Among the entries below, find how many lines carry the word "Backing" and state only that figure.

↓↓↓

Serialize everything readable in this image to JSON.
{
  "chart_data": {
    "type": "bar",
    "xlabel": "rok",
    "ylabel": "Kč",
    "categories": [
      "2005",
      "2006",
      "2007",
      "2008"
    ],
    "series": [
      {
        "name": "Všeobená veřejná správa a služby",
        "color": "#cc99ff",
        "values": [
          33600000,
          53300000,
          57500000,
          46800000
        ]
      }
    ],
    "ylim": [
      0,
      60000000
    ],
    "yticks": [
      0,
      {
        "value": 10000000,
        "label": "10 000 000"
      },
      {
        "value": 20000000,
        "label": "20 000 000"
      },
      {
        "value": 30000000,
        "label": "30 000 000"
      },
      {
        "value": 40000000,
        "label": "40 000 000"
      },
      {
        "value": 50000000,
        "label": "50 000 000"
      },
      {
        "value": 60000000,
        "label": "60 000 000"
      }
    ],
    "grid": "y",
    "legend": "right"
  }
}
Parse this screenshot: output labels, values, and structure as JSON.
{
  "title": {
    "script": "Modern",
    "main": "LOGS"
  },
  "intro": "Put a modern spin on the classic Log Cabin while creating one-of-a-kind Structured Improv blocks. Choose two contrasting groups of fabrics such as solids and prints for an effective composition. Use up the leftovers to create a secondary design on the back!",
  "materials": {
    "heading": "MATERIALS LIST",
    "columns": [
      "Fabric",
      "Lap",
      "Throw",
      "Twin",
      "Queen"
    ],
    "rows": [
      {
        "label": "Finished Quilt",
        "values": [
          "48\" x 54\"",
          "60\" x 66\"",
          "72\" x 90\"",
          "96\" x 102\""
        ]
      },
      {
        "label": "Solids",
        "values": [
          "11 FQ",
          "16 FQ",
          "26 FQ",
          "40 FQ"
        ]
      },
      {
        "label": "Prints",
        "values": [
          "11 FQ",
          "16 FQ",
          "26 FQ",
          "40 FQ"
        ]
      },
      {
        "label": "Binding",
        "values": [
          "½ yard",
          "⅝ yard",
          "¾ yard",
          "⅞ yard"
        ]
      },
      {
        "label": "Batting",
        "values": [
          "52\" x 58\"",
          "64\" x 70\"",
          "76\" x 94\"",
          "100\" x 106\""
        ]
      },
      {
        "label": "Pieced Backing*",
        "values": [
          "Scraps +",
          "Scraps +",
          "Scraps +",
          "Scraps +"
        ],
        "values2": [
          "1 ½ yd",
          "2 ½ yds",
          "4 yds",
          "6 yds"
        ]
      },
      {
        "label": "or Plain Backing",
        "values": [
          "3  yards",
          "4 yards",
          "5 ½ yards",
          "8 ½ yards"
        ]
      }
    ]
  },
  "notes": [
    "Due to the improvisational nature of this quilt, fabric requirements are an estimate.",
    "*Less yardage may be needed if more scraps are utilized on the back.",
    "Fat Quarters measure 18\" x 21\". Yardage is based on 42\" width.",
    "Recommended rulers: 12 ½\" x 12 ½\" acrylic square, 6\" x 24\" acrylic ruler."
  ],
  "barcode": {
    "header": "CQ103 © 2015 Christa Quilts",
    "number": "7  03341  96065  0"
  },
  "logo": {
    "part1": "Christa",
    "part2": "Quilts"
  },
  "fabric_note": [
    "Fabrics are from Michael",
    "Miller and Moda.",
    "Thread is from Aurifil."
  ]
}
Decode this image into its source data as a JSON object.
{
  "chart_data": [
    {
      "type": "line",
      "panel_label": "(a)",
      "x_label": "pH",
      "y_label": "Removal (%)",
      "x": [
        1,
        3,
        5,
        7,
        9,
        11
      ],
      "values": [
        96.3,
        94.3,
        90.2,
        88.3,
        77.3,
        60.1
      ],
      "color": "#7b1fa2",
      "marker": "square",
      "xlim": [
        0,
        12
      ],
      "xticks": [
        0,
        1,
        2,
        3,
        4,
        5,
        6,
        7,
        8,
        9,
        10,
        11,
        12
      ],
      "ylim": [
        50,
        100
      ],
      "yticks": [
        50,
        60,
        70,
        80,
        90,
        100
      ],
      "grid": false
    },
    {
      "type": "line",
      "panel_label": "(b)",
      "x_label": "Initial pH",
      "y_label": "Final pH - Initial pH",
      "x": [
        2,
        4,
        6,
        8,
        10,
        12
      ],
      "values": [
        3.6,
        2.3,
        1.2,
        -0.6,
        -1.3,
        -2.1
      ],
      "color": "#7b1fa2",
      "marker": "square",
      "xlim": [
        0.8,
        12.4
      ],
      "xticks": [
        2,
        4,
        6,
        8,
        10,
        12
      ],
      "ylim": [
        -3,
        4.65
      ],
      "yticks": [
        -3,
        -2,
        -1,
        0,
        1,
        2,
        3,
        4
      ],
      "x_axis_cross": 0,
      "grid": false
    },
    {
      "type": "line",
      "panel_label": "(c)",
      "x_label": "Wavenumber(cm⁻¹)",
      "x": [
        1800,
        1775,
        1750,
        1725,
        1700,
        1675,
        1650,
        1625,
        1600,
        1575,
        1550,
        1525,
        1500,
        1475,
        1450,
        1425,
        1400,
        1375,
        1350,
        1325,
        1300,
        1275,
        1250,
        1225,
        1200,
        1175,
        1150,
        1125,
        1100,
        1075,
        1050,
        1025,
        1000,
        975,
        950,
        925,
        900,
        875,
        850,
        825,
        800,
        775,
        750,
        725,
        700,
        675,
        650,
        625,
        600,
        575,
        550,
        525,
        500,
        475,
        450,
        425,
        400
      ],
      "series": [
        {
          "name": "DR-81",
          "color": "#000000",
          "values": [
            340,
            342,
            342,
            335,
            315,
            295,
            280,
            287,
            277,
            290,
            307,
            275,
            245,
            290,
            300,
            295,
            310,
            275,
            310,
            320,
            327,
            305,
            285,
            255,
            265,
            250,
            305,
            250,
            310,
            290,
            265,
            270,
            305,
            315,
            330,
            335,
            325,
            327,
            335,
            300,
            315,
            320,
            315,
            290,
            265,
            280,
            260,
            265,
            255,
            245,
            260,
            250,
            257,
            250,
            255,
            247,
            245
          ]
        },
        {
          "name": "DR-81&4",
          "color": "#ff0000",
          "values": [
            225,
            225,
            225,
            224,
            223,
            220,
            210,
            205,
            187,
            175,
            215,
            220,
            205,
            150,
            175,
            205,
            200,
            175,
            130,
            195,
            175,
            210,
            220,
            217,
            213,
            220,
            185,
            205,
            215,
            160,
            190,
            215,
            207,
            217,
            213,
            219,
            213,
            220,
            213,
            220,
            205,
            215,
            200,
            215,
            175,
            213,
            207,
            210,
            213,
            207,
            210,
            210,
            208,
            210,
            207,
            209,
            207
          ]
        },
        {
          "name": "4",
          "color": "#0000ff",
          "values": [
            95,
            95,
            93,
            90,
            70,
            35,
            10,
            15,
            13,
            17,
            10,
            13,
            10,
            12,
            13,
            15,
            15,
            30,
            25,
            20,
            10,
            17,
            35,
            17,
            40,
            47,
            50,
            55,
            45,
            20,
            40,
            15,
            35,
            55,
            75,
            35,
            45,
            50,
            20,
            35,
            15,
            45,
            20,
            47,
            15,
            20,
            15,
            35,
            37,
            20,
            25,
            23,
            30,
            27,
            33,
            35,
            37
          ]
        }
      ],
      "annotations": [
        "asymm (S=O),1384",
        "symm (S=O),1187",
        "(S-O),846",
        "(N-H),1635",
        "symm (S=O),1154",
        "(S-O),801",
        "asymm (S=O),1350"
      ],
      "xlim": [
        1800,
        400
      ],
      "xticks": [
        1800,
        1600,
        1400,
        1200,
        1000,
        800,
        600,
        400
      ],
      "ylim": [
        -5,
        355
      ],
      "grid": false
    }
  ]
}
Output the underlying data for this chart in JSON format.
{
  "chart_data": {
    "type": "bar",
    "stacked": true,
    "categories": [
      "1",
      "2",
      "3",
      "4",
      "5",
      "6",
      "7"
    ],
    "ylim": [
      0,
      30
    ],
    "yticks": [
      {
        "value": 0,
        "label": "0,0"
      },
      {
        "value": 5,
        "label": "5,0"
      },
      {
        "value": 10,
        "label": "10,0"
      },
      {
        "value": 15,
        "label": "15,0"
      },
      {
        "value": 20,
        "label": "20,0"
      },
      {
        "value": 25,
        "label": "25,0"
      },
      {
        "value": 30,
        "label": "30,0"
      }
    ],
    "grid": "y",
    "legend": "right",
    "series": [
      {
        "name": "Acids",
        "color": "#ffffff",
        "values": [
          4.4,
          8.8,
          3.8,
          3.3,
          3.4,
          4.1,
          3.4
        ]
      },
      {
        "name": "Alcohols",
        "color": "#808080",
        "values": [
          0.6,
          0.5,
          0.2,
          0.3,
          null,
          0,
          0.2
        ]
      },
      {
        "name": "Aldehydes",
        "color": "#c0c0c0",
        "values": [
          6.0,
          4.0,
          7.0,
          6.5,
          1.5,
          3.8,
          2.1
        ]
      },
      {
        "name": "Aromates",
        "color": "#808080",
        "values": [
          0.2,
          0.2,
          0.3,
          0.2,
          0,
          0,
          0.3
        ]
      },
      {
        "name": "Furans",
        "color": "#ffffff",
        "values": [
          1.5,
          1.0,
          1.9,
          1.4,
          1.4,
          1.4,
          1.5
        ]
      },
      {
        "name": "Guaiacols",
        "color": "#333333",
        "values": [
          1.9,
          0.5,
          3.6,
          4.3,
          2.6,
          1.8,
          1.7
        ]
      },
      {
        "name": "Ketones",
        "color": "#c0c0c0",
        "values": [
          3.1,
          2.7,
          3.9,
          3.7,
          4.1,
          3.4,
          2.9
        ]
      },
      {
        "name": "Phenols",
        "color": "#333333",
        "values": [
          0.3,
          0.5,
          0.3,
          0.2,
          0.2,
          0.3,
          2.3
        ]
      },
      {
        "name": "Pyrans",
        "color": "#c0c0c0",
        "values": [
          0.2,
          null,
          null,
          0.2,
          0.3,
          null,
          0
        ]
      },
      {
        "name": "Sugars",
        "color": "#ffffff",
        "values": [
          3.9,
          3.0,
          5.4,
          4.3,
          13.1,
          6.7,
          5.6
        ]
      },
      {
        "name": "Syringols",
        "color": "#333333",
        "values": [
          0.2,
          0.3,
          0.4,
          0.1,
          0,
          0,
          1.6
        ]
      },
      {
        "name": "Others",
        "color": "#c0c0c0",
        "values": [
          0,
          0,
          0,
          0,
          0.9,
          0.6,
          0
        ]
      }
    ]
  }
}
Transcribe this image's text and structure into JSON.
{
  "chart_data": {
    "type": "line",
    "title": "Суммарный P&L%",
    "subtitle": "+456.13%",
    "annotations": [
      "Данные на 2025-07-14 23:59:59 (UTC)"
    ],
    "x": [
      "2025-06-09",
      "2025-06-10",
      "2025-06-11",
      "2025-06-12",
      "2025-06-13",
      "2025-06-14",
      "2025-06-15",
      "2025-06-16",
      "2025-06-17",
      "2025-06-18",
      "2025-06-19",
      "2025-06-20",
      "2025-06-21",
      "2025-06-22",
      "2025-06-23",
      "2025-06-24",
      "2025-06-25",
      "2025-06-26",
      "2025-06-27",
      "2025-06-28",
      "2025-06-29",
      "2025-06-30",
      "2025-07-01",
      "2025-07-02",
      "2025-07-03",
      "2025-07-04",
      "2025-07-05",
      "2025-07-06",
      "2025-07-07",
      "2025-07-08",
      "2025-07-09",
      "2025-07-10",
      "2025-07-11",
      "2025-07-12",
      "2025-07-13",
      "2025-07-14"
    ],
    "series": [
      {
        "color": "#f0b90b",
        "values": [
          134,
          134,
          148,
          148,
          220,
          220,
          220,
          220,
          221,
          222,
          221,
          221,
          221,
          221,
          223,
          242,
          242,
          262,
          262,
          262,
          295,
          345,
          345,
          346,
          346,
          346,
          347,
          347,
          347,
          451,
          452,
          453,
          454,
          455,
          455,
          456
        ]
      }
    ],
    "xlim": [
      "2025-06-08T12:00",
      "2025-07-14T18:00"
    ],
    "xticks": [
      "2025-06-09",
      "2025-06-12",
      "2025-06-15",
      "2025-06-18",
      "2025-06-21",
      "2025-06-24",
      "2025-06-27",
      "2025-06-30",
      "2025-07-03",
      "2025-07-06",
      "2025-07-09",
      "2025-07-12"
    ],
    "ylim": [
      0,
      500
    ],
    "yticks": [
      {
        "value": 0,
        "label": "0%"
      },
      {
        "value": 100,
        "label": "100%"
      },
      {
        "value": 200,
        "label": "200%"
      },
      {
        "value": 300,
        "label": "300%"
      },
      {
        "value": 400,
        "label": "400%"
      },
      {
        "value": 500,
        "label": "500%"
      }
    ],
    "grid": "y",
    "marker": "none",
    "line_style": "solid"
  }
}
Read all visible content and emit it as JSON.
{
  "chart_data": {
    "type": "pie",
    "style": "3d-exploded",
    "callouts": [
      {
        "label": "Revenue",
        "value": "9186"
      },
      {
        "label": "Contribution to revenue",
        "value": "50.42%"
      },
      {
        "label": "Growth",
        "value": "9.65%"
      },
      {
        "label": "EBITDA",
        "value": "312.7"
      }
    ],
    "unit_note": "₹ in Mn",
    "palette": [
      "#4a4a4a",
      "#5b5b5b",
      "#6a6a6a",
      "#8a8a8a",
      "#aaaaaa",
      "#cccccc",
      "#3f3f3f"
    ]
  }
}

↑↑↑

- [WRITTEN REPLY]:
2